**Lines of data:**
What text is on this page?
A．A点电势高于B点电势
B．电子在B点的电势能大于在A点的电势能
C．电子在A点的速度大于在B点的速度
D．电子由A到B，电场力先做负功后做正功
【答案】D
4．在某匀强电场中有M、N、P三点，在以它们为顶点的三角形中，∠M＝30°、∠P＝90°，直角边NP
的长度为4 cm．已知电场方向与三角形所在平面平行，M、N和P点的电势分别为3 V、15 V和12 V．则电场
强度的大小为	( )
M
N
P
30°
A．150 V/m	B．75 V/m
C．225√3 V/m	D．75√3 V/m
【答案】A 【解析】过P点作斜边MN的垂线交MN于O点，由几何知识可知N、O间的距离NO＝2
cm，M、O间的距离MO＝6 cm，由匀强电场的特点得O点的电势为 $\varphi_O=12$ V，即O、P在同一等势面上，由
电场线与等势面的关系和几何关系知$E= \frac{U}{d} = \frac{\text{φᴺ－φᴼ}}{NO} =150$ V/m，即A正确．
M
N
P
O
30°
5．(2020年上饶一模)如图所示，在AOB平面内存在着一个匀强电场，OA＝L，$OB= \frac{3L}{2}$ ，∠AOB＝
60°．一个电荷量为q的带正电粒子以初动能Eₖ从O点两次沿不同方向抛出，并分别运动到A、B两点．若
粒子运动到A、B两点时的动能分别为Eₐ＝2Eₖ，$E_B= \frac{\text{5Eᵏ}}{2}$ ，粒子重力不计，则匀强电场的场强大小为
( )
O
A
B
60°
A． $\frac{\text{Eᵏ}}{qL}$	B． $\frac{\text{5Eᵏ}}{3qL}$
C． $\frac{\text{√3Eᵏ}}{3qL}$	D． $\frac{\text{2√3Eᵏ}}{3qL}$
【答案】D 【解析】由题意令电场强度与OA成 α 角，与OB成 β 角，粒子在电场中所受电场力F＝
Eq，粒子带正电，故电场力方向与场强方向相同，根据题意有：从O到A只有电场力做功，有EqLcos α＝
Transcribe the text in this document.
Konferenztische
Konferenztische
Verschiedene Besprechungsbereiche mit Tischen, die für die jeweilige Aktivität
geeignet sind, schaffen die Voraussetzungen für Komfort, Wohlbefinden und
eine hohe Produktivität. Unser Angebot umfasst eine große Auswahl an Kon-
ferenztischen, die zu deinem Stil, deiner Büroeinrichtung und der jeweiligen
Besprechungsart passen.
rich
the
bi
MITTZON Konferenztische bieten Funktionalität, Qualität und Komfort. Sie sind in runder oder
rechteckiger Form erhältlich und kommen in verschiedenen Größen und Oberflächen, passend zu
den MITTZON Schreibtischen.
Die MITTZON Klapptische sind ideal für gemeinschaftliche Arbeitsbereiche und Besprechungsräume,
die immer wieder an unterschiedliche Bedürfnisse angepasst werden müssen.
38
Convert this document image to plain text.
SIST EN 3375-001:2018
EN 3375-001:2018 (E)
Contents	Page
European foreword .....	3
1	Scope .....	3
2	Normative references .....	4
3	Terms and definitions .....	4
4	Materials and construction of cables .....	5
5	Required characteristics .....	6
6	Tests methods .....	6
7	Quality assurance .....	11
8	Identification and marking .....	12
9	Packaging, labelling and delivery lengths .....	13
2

**Task instructions:**
Each line with the string "document" in it needs to be found and copied.

**Answer in full:**
Transcribe the text in this document.
Convert this document image to plain text.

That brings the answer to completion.